## Task statement:
All of the listing below must be repeated word for word. Pictures are the only thing to omit.
━━ Records for the exercise ━━
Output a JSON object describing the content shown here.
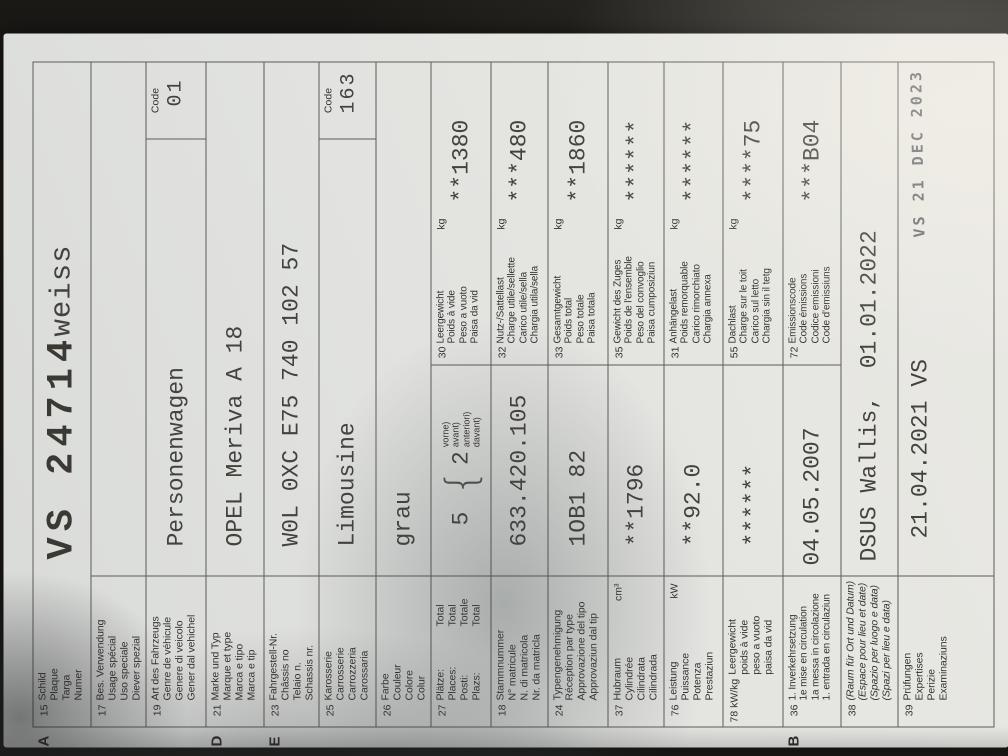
{
  "meta": {
    "description": "Photo of a Swiss vehicle registration certificate (Fahrzeugausweis) lying rotated 90 degrees on a dark leather surface"
  },
  "colors": {
    "paper": "#dfe1de",
    "background": "#1a1916",
    "table_line": "#5d5b55",
    "label_ink": "#34322e",
    "typewriter_ink": "#44423c",
    "stamp_ink": "#53555c"
  },
  "doc": {
    "code_label": "Code",
    "p15": {
      "letter": "A",
      "num": "15",
      "labels": [
        "Schild",
        "Plaque",
        "Targa",
        "Numer"
      ],
      "plate": "VS 24714",
      "plate_color": "weiss"
    },
    "p17": {
      "num": "17",
      "labels": [
        "Bes. Verwendung",
        "Usage spécial",
        "Uso speciale",
        "Diever spezial"
      ],
      "value": ""
    },
    "p19": {
      "num": "19",
      "labels": [
        "Art des Fahrzeugs",
        "Genre de véhicule",
        "Genere di veicolo",
        "Gener dal vehichel"
      ],
      "value": "Personenwagen",
      "code": "01"
    },
    "p21": {
      "letter": "D",
      "num": "21",
      "labels": [
        "Marke und Typ",
        "Marque et type",
        "Marca e tipo",
        "Marca e tip"
      ],
      "value": "OPEL Meriva A 18"
    },
    "p23": {
      "letter": "E",
      "num": "23",
      "labels": [
        "Fahrgestell-Nr.",
        "Châssis no",
        "Telaio n.",
        "Schassis nr."
      ],
      "value": "W0L 0XC E75 740 102 57"
    },
    "p25": {
      "num": "25",
      "labels": [
        "Karosserie",
        "Carrosserie",
        "Carrozzeria",
        "Carossaria"
      ],
      "value": "Limousine",
      "code": "163"
    },
    "p26": {
      "num": "26",
      "labels": [
        "Farbe",
        "Couleur",
        "Colore",
        "Colur"
      ],
      "value": "grau"
    },
    "p27": {
      "num": "27",
      "labels": [
        "Plätze:",
        "Places:",
        "Posti:",
        "Plazs:"
      ],
      "labels2": [
        "Total",
        "Total",
        "Totale",
        "Total"
      ],
      "value_total": "5",
      "value_front": "2",
      "front_labels": [
        "vorne)",
        "avant)",
        "anteriori)",
        "davant)"
      ],
      "right": {
        "num": "30",
        "labels": [
          "Leergewicht",
          "Poids à vide",
          "Peso a vuoto",
          "Paisa da vid"
        ],
        "unit": "kg",
        "value": "**1380"
      }
    },
    "p18": {
      "num": "18",
      "labels": [
        "Stammnummer",
        "N° matricule",
        "N. di matricola",
        "Nr. da matricla"
      ],
      "value": "633.420.105",
      "right": {
        "num": "32",
        "labels": [
          "Nutz-/Sattellast",
          "Charge utile/sellette",
          "Carico utile/sella",
          "Chargia utila/sella"
        ],
        "unit": "kg",
        "value": "***480"
      }
    },
    "p24": {
      "num": "24",
      "labels": [
        "Typengenehmigung",
        "Réception par type",
        "Approvazione del tipo",
        "Approvaziun dal tip"
      ],
      "value": "1OB1 82",
      "right": {
        "num": "33",
        "labels": [
          "Gesamtgewicht",
          "Poids total",
          "Peso totale",
          "Paisa totala"
        ],
        "unit": "kg",
        "value": "**1860"
      }
    },
    "p37": {
      "num": "37",
      "labels": [
        "Hubraum",
        "Cylindrée",
        "Cilindrata",
        "Cilindrada"
      ],
      "unit": "cm³",
      "value": "**1796",
      "right": {
        "num": "35",
        "labels": [
          "Gewicht des Zuges",
          "Poids de l'ensemble",
          "Peso del convoglio",
          "Paisa cumposiziun"
        ],
        "unit": "kg",
        "value": "******"
      }
    },
    "p76": {
      "num": "76",
      "labels": [
        "Leistung",
        "Puissance",
        "Potenza",
        "Prestaziun"
      ],
      "unit": "kW",
      "value": "**92.0",
      "right": {
        "num": "31",
        "labels": [
          "Anhängelast",
          "Poids remorquable",
          "Carico rimorchiato",
          "Chargia annexa"
        ],
        "unit": "kg",
        "value": "******"
      }
    },
    "p78": {
      "num": "78 kW/kg",
      "labels": [
        "Leergewicht",
        "poids à vide",
        "peso a vuoto",
        "paisa da vid"
      ],
      "value": "******",
      "right": {
        "num": "55",
        "labels": [
          "Dachlast",
          "Charge sur le toit",
          "Carico sul letto",
          "Chargia sin il tetg"
        ],
        "unit": "kg",
        "value": "****75"
      }
    },
    "p36": {
      "letter": "B",
      "num": "36",
      "labels": [
        "1. Inverkehrsetzung",
        "1e mise en circulation",
        "1a messa in circolazione",
        "1. entrada en circulaziun"
      ],
      "value": "04.05.2007",
      "right": {
        "num": "72",
        "labels": [
          "Emissionscode",
          "Code émissions",
          "Codice emissioni",
          "Code d'emissiuns"
        ],
        "value": "***B04"
      }
    },
    "p38": {
      "num": "38",
      "labels": [
        "(Raum für Ort und Datum)",
        "(Espace pour lieu et date)",
        "(Spazio per luogo e data)",
        "(Spazi per lieu e data)"
      ],
      "value": "DSUS Wallis,  01.01.2022"
    },
    "p39": {
      "num": "39",
      "labels": [
        "Prüfungen",
        "Expertises",
        "Perizie",
        "Examinaziuns"
      ],
      "value": "21.04.2021 VS",
      "stamp": "VS 21 DEC 2023 Ŧ"
    }
  }
}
━━━
## Task output:
Output a JSON object describing the content shown here.
{
  "meta": {
    "description": "Photo of a Swiss vehicle registration certificate (Fahrzeugausweis) lying rotated 90 degrees on a dark leather surface"
  },
  "colors": {
    "paper": "#dfe1de",
    "background": "#1a1916",
    "table_line": "#5d5b55",
    "label_ink": "#34322e",
    "typewriter_ink": "#44423c",
    "stamp_ink": "#53555c"
  },
  "doc": {
    "code_label": "Code",
    "p15": {
      "letter": "A",
      "num": "15",
      "labels": [
        "Schild",
        "Plaque",
        "Targa",
        "Numer"
      ],
      "plate": "VS 24714",
      "plate_color": "weiss"
    },
    "p17": {
      "num": "17",
      "labels": [
        "Bes. Verwendung",
        "Usage spécial",
        "Uso speciale",
        "Diever spezial"
      ],
      "value": ""
    },
    "p19": {
      "num": "19",
      "labels": [
        "Art des Fahrzeugs",
        "Genre de véhicule",
        "Genere di veicolo",
        "Gener dal vehichel"
      ],
      "value": "Personenwagen",
      "code": "01"
    },
    "p21": {
      "letter": "D",
      "num": "21",
      "labels": [
        "Marke und Typ",
        "Marque et type",
        "Marca e tipo",
        "Marca e tip"
      ],
      "value": "OPEL Meriva A 18"
    },
    "p23": {
      "letter": "E",
      "num": "23",
      "labels": [
        "Fahrgestell-Nr.",
        "Châssis no",
        "Telaio n.",
        "Schassis nr."
      ],
      "value": "W0L 0XC E75 740 102 57"
    },
    "p25": {
      "num": "25",
      "labels": [
        "Karosserie",
        "Carrosserie",
        "Carrozzeria",
        "Carossaria"
      ],
      "value": "Limousine",
      "code": "163"
    },
    "p26": {
      "num": "26",
      "labels": [
        "Farbe",
        "Couleur",
        "Colore",
        "Colur"
      ],
      "value": "grau"
    },
    "p27": {
      "num": "27",
      "labels": [
        "Plätze:",
        "Places:",
        "Posti:",
        "Plazs:"
      ],
      "labels2": [
        "Total",
        "Total",
        "Totale",
        "Total"
      ],
      "value_total": "5",
      "value_front": "2",
      "front_labels": [
        "vorne)",
        "avant)",
        "anteriori)",
        "davant)"
      ],
      "right": {
        "num": "30",
        "labels": [
          "Leergewicht",
          "Poids à vide",
          "Peso a vuoto",
          "Paisa da vid"
        ],
        "unit": "kg",
        "value": "**1380"
      }
    },
    "p18": {
      "num": "18",
      "labels": [
        "Stammnummer",
        "N° matricule",
        "N. di matricola",
        "Nr. da matricla"
      ],
      "value": "633.420.105",
      "right": {
        "num": "32",
        "labels": [
          "Nutz-/Sattellast",
          "Charge utile/sellette",
          "Carico utile/sella",
          "Chargia utila/sella"
        ],
        "unit": "kg",
        "value": "***480"
      }
    },
    "p24": {
      "num": "24",
      "labels": [
        "Typengenehmigung",
        "Réception par type",
        "Approvazione del tipo",
        "Approvaziun dal tip"
      ],
      "value": "1OB1 82",
      "right": {
        "num": "33",
        "labels": [
          "Gesamtgewicht",
          "Poids total",
          "Peso totale",
          "Paisa totala"
        ],
        "unit": "kg",
        "value": "**1860"
      }
    },
    "p37": {
      "num": "37",
      "labels": [
        "Hubraum",
        "Cylindrée",
        "Cilindrata",
        "Cilindrada"
      ],
      "unit": "cm³",
      "value": "**1796",
      "right": {
        "num": "35",
        "labels": [
          "Gewicht des Zuges",
          "Poids de l'ensemble",
          "Peso del convoglio",
          "Paisa cumposiziun"
        ],
        "unit": "kg",
        "value": "******"
      }
    },
    "p76": {
      "num": "76",
      "labels": [
        "Leistung",
        "Puissance",
        "Potenza",
        "Prestaziun"
      ],
      "unit": "kW",
      "value": "**92.0",
      "right": {
        "num": "31",
        "labels": [
          "Anhängelast",
          "Poids remorquable",
          "Carico rimorchiato",
          "Chargia annexa"
        ],
        "unit": "kg",
        "value": "******"
      }
    },
    "p78": {
      "num": "78 kW/kg",
      "labels": [
        "Leergewicht",
        "poids à vide",
        "peso a vuoto",
        "paisa da vid"
      ],
      "value": "******",
      "right": {
        "num": "55",
        "labels": [
          "Dachlast",
          "Charge sur le toit",
          "Carico sul letto",
          "Chargia sin il tetg"
        ],
        "unit": "kg",
        "value": "****75"
      }
    },
    "p36": {
      "letter": "B",
      "num": "36",
      "labels": [
        "1. Inverkehrsetzung",
        "1e mise en circulation",
        "1a messa in circolazione",
        "1. entrada en circulaziun"
      ],
      "value": "04.05.2007",
      "right": {
        "num": "72",
        "labels": [
          "Emissionscode",
          "Code émissions",
          "Codice emissioni",
          "Code d'emissiuns"
        ],
        "value": "***B04"
      }
    },
    "p38": {
      "num": "38",
      "labels": [
        "(Raum für Ort und Datum)",
        "(Espace pour lieu et date)",
        "(Spazio per luogo e data)",
        "(Spazi per lieu e data)"
      ],
      "value": "DSUS Wallis,  01.01.2022"
    },
    "p39": {
      "num": "39",
      "labels": [
        "Prüfungen",
        "Expertises",
        "Perizie",
        "Examinaziuns"
      ],
      "value": "21.04.2021 VS",
      "stamp": "VS 21 DEC 2023 Ŧ"
    }
  }
}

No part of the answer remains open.